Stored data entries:
— Begin —
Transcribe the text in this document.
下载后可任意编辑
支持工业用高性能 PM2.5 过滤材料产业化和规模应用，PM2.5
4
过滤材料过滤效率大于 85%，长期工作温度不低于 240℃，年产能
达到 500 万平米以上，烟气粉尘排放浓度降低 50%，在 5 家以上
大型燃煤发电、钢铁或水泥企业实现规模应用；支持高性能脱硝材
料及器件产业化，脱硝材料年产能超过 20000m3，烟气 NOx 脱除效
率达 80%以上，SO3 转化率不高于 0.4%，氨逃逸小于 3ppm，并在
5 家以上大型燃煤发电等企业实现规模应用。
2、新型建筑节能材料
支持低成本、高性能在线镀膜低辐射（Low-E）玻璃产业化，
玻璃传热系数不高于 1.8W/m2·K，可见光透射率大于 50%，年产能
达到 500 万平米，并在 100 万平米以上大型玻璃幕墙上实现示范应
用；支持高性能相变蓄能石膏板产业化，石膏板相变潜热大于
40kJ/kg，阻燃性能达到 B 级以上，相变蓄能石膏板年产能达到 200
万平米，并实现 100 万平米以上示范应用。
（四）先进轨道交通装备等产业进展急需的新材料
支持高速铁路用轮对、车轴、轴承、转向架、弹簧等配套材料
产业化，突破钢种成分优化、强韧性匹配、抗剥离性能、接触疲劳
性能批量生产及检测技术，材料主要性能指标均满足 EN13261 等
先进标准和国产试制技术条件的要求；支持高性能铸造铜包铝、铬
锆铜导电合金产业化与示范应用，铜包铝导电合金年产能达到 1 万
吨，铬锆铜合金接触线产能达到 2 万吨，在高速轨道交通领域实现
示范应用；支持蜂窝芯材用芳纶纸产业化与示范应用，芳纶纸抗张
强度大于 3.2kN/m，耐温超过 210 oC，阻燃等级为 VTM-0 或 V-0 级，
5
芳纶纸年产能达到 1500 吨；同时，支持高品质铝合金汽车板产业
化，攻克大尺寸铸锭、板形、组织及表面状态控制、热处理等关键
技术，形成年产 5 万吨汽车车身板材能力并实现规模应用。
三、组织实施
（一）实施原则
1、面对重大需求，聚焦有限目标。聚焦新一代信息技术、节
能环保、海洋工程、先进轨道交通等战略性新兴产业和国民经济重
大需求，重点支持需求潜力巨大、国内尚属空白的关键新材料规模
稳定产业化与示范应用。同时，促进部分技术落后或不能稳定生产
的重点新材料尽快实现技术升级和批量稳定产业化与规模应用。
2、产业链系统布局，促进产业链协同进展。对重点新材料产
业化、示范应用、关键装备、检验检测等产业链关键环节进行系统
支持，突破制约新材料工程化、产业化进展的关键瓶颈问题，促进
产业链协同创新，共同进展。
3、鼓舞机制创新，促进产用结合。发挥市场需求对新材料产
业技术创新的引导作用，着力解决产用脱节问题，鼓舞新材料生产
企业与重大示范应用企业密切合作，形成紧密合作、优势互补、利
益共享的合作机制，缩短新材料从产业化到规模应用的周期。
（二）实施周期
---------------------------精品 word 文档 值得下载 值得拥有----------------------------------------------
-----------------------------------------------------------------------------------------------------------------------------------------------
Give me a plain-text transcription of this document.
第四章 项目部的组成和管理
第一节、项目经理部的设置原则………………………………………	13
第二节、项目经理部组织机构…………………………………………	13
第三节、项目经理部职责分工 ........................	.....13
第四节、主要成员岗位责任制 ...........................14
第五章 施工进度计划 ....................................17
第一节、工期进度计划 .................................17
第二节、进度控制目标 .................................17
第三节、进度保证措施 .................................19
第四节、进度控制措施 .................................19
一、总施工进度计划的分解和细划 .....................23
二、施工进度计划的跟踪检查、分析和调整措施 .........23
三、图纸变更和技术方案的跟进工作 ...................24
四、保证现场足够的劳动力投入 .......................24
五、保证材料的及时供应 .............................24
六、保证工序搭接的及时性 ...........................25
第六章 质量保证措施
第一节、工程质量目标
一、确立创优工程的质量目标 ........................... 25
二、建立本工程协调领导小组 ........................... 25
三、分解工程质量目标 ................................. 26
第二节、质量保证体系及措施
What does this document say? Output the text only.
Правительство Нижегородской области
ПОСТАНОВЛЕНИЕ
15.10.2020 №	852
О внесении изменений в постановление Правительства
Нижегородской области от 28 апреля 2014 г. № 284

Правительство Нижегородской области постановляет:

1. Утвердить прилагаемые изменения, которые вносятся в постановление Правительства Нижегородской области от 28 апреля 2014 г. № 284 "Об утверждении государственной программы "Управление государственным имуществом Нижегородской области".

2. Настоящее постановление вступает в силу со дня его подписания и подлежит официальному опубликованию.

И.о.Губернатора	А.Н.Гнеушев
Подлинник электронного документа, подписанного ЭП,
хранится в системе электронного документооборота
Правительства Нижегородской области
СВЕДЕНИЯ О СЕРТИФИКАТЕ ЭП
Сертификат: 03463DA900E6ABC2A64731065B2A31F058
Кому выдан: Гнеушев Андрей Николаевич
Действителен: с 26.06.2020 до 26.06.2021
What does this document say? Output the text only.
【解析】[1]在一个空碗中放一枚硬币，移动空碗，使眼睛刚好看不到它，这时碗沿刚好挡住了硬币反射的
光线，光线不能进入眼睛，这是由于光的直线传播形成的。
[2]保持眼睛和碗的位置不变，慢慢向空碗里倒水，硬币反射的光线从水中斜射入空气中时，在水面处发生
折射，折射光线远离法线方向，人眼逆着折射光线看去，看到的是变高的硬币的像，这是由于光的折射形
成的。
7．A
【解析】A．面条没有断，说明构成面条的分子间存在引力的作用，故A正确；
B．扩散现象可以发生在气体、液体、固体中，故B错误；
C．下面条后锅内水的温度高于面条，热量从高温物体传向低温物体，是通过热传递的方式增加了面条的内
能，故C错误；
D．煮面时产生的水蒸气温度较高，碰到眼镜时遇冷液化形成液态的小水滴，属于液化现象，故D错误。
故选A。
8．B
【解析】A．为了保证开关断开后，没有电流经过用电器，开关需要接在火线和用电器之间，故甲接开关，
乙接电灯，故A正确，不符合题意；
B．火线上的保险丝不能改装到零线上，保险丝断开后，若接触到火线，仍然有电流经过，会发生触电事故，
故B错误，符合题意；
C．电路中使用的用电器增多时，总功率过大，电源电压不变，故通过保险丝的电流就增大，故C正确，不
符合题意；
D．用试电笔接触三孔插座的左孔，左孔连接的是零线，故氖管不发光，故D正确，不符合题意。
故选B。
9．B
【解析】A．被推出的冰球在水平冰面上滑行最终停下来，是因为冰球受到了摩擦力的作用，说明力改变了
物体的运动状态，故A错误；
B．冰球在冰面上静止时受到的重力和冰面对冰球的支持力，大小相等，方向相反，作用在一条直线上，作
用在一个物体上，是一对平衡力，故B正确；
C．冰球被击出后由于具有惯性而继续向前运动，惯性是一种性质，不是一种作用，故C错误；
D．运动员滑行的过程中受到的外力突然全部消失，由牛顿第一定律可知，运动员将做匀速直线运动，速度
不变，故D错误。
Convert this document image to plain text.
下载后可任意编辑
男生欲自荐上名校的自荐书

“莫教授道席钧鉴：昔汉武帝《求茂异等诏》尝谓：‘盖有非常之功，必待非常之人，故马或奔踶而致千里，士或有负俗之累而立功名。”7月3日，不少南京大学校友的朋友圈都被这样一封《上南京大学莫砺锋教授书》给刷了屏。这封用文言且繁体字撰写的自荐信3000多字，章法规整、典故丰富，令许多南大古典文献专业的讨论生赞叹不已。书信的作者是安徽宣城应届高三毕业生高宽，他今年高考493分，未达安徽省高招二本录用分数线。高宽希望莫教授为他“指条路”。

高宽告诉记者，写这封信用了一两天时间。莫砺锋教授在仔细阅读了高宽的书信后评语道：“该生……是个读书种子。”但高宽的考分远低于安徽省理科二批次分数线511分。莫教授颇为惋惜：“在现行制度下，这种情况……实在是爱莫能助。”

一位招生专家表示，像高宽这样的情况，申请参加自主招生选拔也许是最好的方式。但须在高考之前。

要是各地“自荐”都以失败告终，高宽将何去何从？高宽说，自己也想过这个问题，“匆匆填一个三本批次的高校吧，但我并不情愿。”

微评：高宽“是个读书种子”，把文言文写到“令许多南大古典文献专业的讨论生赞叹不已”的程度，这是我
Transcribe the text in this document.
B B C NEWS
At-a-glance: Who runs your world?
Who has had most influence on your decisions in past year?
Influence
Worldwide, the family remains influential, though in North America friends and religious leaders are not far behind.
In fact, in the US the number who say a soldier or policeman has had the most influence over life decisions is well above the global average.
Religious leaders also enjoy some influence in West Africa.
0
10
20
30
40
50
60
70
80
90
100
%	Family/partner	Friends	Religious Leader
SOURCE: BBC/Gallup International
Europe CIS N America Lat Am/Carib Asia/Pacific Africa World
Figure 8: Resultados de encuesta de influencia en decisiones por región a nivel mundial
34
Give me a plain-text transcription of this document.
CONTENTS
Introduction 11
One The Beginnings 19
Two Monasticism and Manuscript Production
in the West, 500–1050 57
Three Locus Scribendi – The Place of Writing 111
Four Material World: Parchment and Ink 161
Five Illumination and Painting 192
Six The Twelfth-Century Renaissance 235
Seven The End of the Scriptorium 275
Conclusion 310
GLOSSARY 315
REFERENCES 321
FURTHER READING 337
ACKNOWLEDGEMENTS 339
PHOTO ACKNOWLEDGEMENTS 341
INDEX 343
— End —
Goal of the exercise: Every line of the records that includes the word "Africa" should be gathered.

Solution to the problem:
Religious leaders also enjoy some influence in West Africa.
Europe CIS N America Lat Am/Carib Asia/Pacific Africa World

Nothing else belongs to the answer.